Copy each line of the following data that contains "large".

(Exercise data Opens)

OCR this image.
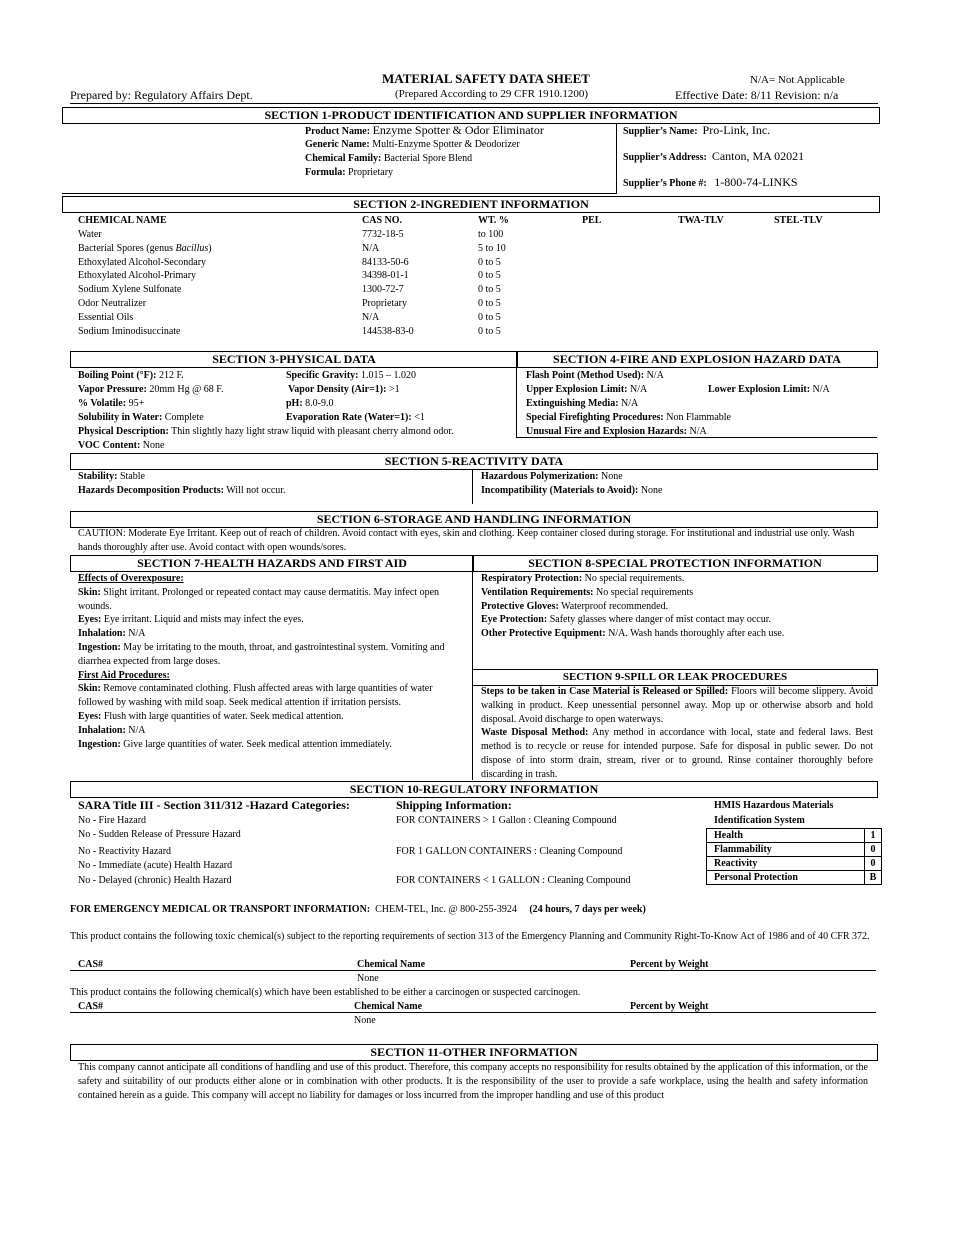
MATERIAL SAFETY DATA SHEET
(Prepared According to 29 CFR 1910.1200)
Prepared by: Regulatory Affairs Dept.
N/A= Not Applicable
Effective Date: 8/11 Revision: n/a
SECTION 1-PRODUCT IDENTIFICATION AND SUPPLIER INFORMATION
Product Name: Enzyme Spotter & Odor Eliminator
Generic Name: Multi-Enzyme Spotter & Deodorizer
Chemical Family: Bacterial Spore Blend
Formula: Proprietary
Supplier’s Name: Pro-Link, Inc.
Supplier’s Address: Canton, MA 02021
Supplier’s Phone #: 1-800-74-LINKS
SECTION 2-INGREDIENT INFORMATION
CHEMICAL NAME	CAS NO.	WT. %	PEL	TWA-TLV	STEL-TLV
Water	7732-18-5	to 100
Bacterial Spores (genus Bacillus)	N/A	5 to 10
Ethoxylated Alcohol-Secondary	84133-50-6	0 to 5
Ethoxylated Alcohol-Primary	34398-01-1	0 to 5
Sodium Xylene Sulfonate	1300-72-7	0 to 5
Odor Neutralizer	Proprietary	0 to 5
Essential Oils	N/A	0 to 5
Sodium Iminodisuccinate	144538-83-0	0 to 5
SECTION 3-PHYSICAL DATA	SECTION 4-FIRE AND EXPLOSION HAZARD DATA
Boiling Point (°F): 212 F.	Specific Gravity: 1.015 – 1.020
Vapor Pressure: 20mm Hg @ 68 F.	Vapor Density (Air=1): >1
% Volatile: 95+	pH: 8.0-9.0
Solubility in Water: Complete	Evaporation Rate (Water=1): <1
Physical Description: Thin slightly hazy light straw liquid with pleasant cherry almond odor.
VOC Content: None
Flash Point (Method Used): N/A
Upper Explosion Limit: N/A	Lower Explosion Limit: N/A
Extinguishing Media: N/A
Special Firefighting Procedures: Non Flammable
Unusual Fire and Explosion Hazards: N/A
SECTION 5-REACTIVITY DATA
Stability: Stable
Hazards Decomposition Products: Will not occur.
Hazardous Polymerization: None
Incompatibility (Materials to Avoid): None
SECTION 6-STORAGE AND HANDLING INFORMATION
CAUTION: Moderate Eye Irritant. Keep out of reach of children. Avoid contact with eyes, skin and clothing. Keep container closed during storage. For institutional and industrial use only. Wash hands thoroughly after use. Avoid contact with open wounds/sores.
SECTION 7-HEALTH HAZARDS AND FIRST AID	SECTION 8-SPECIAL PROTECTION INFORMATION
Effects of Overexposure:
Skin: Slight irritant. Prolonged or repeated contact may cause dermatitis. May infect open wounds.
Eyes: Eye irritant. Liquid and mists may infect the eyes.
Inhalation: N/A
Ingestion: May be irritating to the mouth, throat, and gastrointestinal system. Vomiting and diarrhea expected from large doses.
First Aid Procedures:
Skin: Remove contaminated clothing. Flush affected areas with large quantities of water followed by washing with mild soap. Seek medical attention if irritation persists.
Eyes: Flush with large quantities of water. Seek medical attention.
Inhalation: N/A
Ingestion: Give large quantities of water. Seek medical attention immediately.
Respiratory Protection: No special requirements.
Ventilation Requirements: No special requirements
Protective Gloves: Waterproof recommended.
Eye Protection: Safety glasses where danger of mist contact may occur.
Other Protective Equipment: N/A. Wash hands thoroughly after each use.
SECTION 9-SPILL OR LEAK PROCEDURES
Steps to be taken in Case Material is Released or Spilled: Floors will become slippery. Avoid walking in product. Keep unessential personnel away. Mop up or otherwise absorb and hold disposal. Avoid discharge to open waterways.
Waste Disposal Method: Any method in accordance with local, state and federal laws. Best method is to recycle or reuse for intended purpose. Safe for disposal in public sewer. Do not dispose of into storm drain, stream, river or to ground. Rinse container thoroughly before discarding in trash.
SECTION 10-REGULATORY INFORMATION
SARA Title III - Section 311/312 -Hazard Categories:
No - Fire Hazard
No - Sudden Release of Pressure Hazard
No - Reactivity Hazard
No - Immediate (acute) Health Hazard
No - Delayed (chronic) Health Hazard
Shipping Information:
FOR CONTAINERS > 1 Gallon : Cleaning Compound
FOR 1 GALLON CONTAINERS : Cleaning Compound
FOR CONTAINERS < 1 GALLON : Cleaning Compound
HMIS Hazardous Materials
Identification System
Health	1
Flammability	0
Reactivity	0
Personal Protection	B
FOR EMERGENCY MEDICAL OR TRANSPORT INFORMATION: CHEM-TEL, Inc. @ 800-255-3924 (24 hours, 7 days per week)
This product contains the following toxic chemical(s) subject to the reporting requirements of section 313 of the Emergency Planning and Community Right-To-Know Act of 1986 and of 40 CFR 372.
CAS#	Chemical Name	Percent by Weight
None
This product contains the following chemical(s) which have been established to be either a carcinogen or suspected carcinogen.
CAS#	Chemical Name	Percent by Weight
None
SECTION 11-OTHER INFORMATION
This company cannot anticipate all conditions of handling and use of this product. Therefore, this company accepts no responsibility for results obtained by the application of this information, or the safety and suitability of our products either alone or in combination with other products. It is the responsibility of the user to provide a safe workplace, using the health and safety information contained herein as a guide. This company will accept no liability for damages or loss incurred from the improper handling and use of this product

(Exercise data Closes)
(Exercise data Opens)

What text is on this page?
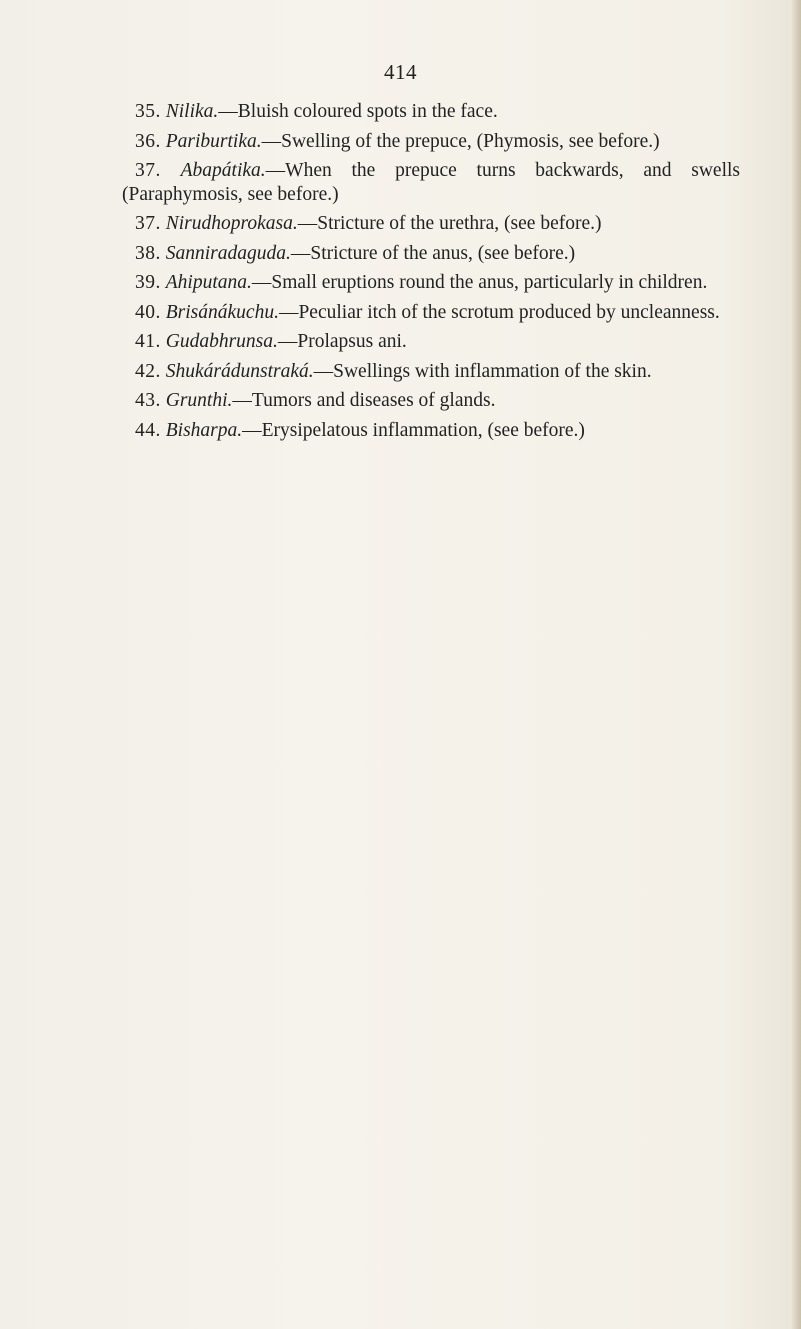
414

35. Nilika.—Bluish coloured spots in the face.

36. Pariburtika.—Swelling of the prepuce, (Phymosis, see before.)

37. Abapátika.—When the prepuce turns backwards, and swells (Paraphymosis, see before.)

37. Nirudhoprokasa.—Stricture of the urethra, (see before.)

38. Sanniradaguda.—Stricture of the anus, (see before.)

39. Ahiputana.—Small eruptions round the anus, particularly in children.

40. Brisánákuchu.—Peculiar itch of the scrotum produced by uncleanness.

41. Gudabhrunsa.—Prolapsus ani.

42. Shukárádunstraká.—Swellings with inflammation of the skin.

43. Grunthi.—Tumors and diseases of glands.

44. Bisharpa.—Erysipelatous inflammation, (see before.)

(Exercise data Closes)

Written response:
Ingestion: May be irritating to the mouth, throat, and gastrointestinal system. Vomiting and diarrhea expected from large doses.
Skin: Remove contaminated clothing. Flush affected areas with large quantities of water followed by washing with mild soap. Seek medical attention if irritation persists.
Eyes: Flush with large quantities of water. Seek medical attention.
Ingestion: Give large quantities of water. Seek medical attention immediately.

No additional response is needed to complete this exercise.